_Data for this exercise_:

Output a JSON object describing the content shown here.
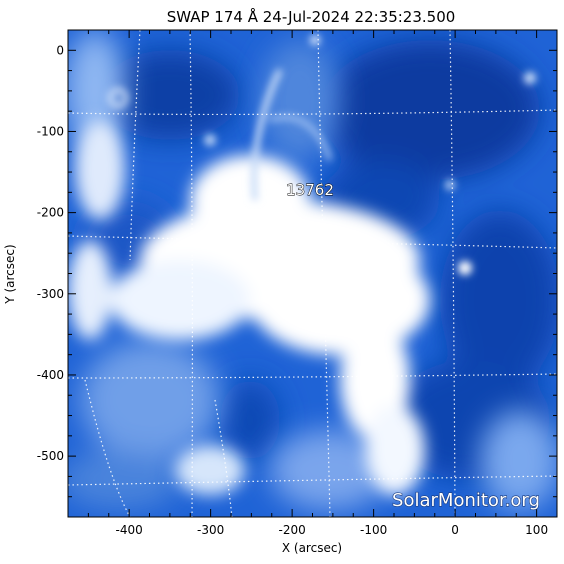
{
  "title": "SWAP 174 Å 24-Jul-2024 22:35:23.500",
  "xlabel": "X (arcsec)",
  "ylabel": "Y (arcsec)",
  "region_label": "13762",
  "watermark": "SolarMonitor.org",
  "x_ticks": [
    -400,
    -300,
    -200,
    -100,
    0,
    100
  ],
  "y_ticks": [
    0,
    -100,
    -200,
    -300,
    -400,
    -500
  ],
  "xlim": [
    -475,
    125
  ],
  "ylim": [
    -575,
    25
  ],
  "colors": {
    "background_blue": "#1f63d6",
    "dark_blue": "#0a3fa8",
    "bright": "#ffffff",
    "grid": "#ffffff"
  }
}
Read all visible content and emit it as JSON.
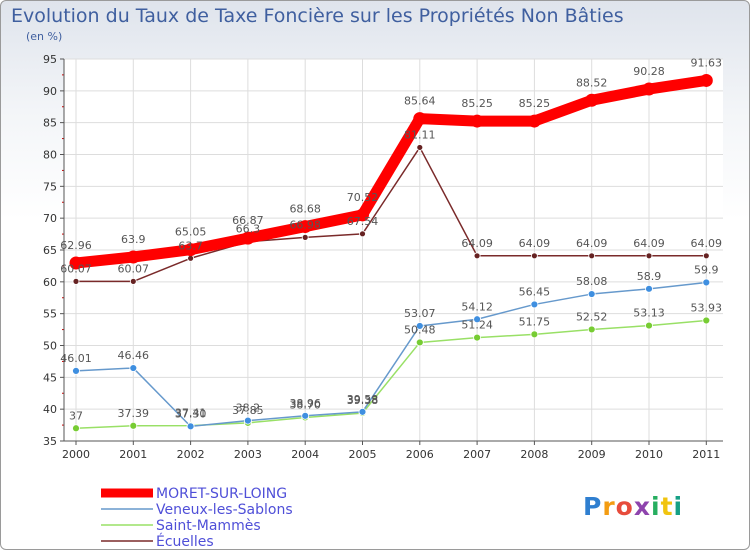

---

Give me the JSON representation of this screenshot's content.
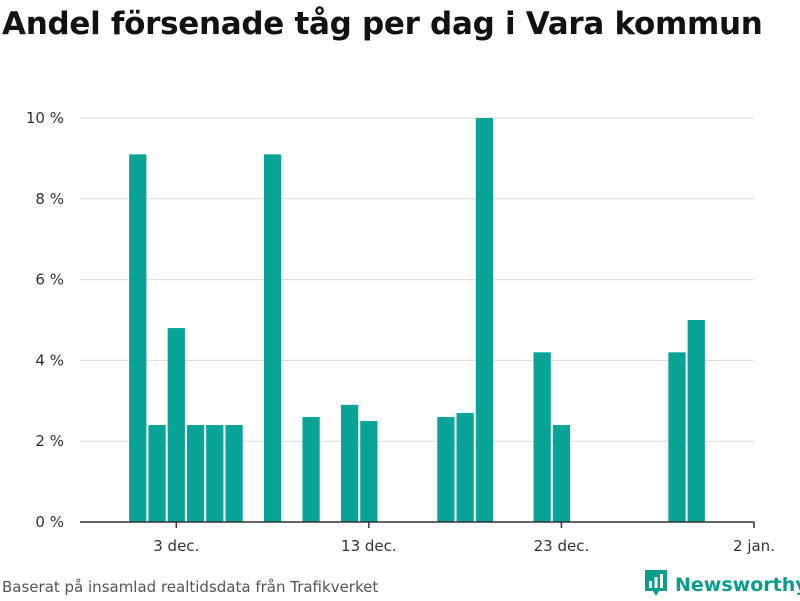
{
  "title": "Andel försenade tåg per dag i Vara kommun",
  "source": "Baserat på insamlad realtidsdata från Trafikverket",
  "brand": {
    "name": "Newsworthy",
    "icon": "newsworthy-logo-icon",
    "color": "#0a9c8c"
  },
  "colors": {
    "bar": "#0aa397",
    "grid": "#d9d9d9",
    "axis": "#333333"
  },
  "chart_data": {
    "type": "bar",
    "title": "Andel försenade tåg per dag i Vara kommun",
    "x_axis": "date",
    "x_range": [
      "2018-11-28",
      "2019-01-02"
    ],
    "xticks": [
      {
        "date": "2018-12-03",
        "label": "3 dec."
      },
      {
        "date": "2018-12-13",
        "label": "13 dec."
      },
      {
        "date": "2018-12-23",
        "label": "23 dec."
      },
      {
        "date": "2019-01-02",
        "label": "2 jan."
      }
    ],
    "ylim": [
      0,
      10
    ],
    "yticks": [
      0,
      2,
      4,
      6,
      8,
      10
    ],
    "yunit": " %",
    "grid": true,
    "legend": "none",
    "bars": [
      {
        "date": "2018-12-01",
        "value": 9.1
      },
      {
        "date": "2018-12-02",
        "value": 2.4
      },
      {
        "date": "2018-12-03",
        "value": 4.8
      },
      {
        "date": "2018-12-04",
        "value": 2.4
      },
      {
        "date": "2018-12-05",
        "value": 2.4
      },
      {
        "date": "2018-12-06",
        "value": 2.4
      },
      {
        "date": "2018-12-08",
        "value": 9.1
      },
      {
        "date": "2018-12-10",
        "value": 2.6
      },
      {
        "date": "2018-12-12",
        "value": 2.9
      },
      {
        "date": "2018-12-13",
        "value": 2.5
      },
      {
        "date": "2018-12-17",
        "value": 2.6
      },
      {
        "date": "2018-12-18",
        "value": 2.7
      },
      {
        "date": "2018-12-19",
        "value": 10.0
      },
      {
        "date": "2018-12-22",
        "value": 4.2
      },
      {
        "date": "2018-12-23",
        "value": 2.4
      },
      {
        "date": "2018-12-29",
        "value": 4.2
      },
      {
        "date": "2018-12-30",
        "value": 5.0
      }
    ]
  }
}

_What you have to do_: Include both the line containing "Output a JSON" and the line containing "Read all visible content and emit it as JSON." when you write out everything between them, exactly. Leave the pictures out.

_Exercise output_:
Output a JSON object describing the content shown here.
{
  "title": "SWAP 174 Å 24-Jul-2024 22:35:23.500",
  "xlabel": "X (arcsec)",
  "ylabel": "Y (arcsec)",
  "region_label": "13762",
  "watermark": "SolarMonitor.org",
  "x_ticks": [
    -400,
    -300,
    -200,
    -100,
    0,
    100
  ],
  "y_ticks": [
    0,
    -100,
    -200,
    -300,
    -400,
    -500
  ],
  "xlim": [
    -475,
    125
  ],
  "ylim": [
    -575,
    25
  ],
  "colors": {
    "background_blue": "#1f63d6",
    "dark_blue": "#0a3fa8",
    "bright": "#ffffff",
    "grid": "#ffffff"
  }
}
Read all visible content and emit it as JSON.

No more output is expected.